(Collected data entries)

>> START

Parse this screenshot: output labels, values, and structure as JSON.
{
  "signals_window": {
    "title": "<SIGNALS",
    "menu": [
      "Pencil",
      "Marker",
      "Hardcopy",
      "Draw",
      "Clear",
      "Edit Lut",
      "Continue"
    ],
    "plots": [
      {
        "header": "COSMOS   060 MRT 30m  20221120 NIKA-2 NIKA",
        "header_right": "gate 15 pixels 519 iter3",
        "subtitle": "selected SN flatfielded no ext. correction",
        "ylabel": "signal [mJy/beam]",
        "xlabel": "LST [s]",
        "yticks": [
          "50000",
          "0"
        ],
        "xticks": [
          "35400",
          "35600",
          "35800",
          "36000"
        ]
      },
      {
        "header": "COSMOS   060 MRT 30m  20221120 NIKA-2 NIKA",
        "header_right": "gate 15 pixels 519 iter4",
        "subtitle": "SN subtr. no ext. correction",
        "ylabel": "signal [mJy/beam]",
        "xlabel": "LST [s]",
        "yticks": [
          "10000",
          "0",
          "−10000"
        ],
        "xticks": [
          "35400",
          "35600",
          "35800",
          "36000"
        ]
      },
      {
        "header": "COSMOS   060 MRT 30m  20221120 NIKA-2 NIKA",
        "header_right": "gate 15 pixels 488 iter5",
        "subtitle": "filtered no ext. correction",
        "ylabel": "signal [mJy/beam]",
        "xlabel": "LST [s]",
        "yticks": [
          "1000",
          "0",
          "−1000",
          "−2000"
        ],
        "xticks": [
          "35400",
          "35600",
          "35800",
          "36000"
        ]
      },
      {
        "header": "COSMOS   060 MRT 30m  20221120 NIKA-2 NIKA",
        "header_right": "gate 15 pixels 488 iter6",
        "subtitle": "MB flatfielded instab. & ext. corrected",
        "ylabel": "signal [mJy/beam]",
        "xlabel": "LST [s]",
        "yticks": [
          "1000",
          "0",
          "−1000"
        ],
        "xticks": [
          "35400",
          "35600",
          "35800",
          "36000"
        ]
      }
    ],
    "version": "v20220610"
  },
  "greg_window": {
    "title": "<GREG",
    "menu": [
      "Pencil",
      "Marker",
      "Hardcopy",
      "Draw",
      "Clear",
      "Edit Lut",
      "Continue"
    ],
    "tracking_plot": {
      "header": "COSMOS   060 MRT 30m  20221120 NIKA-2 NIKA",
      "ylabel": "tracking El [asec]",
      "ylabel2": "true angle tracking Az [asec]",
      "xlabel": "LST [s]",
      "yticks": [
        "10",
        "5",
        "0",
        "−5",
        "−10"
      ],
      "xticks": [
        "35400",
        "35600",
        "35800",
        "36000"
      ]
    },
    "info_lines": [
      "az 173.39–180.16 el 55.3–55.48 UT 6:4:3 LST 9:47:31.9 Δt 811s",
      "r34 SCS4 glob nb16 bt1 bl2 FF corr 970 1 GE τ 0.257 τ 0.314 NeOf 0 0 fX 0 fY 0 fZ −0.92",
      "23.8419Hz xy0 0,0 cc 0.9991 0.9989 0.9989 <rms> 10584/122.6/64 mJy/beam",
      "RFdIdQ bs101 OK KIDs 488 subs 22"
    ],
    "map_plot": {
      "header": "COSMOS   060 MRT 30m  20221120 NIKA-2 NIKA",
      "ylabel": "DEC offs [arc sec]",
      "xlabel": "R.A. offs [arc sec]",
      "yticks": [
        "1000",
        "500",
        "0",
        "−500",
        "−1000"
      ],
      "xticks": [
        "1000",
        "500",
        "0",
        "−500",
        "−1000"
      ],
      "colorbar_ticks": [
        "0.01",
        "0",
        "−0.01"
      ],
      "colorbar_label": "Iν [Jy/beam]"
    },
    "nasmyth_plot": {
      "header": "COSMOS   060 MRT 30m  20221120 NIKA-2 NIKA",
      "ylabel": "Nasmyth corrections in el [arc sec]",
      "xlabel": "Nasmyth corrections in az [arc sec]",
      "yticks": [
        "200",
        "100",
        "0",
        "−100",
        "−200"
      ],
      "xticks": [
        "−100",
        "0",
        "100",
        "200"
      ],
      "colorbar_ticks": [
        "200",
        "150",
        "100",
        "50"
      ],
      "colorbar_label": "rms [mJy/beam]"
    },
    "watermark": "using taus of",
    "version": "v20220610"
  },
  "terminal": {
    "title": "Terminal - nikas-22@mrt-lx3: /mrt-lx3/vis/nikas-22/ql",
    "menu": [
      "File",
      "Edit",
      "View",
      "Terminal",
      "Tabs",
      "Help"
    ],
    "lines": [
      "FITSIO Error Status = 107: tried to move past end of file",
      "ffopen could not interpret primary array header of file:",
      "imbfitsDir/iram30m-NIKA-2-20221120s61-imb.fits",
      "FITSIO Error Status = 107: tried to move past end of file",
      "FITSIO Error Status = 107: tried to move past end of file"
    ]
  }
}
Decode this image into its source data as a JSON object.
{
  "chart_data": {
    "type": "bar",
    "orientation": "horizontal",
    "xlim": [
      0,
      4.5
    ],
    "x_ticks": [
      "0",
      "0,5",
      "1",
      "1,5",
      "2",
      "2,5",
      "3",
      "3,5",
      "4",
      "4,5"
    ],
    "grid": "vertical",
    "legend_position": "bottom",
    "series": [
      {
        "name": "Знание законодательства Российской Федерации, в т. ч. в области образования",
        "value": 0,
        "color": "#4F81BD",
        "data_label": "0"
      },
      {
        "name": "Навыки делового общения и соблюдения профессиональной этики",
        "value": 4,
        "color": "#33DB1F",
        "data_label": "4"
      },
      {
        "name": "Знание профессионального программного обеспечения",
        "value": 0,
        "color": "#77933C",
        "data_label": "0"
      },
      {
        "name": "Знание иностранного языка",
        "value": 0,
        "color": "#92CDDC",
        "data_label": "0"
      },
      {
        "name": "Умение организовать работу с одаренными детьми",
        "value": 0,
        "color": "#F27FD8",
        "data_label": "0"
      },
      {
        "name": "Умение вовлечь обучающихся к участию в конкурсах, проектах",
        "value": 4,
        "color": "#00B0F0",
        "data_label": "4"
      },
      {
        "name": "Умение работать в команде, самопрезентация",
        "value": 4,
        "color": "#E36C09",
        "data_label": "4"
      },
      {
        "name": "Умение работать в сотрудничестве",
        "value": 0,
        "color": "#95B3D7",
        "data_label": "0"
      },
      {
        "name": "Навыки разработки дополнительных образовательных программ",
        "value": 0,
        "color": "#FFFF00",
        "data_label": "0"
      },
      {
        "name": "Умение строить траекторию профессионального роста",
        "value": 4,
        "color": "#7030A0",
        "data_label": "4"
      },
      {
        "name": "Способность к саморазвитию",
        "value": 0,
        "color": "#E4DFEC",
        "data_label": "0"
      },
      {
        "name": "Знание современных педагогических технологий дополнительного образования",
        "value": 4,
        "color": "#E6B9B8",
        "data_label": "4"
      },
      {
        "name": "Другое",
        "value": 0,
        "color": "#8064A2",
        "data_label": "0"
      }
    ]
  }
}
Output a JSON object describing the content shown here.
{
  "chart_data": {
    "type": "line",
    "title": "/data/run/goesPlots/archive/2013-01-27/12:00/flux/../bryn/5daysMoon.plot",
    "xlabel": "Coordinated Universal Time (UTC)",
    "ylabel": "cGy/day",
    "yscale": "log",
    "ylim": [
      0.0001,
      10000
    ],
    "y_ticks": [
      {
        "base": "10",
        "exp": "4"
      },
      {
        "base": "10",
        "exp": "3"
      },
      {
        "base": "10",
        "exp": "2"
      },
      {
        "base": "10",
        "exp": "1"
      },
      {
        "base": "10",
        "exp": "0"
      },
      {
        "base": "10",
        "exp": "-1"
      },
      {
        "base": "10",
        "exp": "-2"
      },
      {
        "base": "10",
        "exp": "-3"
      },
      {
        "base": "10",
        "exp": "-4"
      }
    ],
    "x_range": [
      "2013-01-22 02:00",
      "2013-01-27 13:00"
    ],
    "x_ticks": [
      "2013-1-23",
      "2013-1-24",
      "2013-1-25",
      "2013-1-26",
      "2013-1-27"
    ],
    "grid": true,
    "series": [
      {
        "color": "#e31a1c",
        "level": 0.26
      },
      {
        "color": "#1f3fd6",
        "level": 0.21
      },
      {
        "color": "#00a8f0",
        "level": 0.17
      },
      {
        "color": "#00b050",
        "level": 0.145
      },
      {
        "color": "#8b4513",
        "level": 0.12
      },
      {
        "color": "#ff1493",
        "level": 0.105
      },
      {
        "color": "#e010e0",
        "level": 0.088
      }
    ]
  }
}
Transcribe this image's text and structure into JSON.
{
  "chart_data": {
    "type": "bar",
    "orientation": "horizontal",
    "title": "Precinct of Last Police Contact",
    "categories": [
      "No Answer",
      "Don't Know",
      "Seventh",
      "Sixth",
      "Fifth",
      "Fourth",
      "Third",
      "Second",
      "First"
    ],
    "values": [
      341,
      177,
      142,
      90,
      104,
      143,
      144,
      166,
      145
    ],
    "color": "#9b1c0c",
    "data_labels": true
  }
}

>> END

Everything from the line that contains "Transcribe this image's" through the end of the records must be duplicated exactly, and nothing outside that range.

Response:
Transcribe this image's text and structure into JSON.
{
  "chart_data": {
    "type": "bar",
    "orientation": "horizontal",
    "title": "Precinct of Last Police Contact",
    "categories": [
      "No Answer",
      "Don't Know",
      "Seventh",
      "Sixth",
      "Fifth",
      "Fourth",
      "Third",
      "Second",
      "First"
    ],
    "values": [
      341,
      177,
      142,
      90,
      104,
      143,
      144,
      166,
      145
    ],
    "color": "#9b1c0c",
    "data_labels": true
  }
}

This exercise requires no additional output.